Prompt
Without the pictures, set down the records below word for word.

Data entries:
================================
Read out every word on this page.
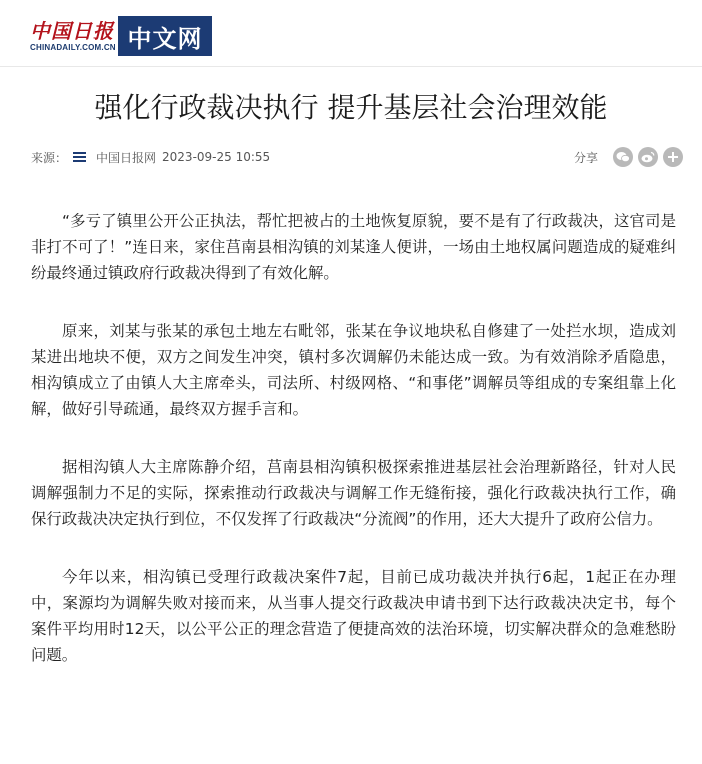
中国日报
CHINADAILY.COM.CN 中文网
强化行政裁决执行 提升基层社会治理效能
来源： 中国日报网 2023-09-25 10:55	分享

“多亏了镇里公开公正执法，帮忙把被占的土地恢复原貌，要不是有了行政裁决，这官司是非打不可了！”连日来，家住莒南县相沟镇的刘某逢人便讲，一场由土地权属问题造成的疑难纠纷最终通过镇政府行政裁决得到了有效化解。

原来，刘某与张某的承包土地左右毗邻，张某在争议地块私自修建了一处拦水坝，造成刘某进出地块不便，双方之间发生冲突，镇村多次调解仍未能达成一致。为有效消除矛盾隐患，相沟镇成立了由镇人大主席牵头，司法所、村级网格、“和事佬”调解员等组成的专案组靠上化解，做好引导疏通，最终双方握手言和。

据相沟镇人大主席陈静介绍，莒南县相沟镇积极探索推进基层社会治理新路径，针对人民调解强制力不足的实际，探索推动行政裁决与调解工作无缝衔接，强化行政裁决执行工作，确保行政裁决决定执行到位，不仅发挥了行政裁决“分流阀”的作用，还大大提升了政府公信力。

今年以来，相沟镇已受理行政裁决案件7起，目前已成功裁决并执行6起，1起正在办理中，案源均为调解失败对接而来，从当事人提交行政裁决申请书到下达行政裁决决定书，每个案件平均用时12天，以公平公正的理念营造了便捷高效的法治环境，切实解决群众的急难愁盼问题。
================================
Solved exercise
Read out every word on this page.
中国日报
CHINADAILY.COM.CN 中文网
强化行政裁决执行 提升基层社会治理效能
来源： 中国日报网 2023-09-25 10:55	分享

“多亏了镇里公开公正执法，帮忙把被占的土地恢复原貌，要不是有了行政裁决，这官司是非打不可了！”连日来，家住莒南县相沟镇的刘某逢人便讲，一场由土地权属问题造成的疑难纠纷最终通过镇政府行政裁决得到了有效化解。

原来，刘某与张某的承包土地左右毗邻，张某在争议地块私自修建了一处拦水坝，造成刘某进出地块不便，双方之间发生冲突，镇村多次调解仍未能达成一致。为有效消除矛盾隐患，相沟镇成立了由镇人大主席牵头，司法所、村级网格、“和事佬”调解员等组成的专案组靠上化解，做好引导疏通，最终双方握手言和。

据相沟镇人大主席陈静介绍，莒南县相沟镇积极探索推进基层社会治理新路径，针对人民调解强制力不足的实际，探索推动行政裁决与调解工作无缝衔接，强化行政裁决执行工作，确保行政裁决决定执行到位，不仅发挥了行政裁决“分流阀”的作用，还大大提升了政府公信力。

今年以来，相沟镇已受理行政裁决案件7起，目前已成功裁决并执行6起，1起正在办理中，案源均为调解失败对接而来，从当事人提交行政裁决申请书到下达行政裁决决定书，每个案件平均用时12天，以公平公正的理念营造了便捷高效的法治环境，切实解决群众的急难愁盼问题。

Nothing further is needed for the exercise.